- **Set problem**
Output the material beneath exactly, leaving nothing out.

- **Rows**
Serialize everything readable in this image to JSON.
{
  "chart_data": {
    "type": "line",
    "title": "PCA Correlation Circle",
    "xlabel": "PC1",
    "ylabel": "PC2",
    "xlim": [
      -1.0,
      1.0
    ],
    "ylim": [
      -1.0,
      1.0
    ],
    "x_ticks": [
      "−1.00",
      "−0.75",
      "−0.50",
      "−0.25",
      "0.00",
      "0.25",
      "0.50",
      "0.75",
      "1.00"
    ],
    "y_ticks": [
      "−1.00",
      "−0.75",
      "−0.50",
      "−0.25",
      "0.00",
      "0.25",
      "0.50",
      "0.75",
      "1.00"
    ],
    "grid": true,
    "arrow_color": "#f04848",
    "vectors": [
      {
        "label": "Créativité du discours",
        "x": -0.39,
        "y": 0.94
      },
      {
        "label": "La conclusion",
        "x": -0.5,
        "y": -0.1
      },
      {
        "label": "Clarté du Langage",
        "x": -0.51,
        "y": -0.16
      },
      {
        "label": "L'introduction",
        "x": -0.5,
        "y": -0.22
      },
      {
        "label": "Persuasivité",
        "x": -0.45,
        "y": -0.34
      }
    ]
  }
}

- **Task result**
Serialize everything readable in this image to JSON.
{
  "chart_data": {
    "type": "line",
    "title": "PCA Correlation Circle",
    "xlabel": "PC1",
    "ylabel": "PC2",
    "xlim": [
      -1.0,
      1.0
    ],
    "ylim": [
      -1.0,
      1.0
    ],
    "x_ticks": [
      "−1.00",
      "−0.75",
      "−0.50",
      "−0.25",
      "0.00",
      "0.25",
      "0.50",
      "0.75",
      "1.00"
    ],
    "y_ticks": [
      "−1.00",
      "−0.75",
      "−0.50",
      "−0.25",
      "0.00",
      "0.25",
      "0.50",
      "0.75",
      "1.00"
    ],
    "grid": true,
    "arrow_color": "#f04848",
    "vectors": [
      {
        "label": "Créativité du discours",
        "x": -0.39,
        "y": 0.94
      },
      {
        "label": "La conclusion",
        "x": -0.5,
        "y": -0.1
      },
      {
        "label": "Clarté du Langage",
        "x": -0.51,
        "y": -0.16
      },
      {
        "label": "L'introduction",
        "x": -0.5,
        "y": -0.22
      },
      {
        "label": "Persuasivité",
        "x": -0.45,
        "y": -0.34
      }
    ]
  }
}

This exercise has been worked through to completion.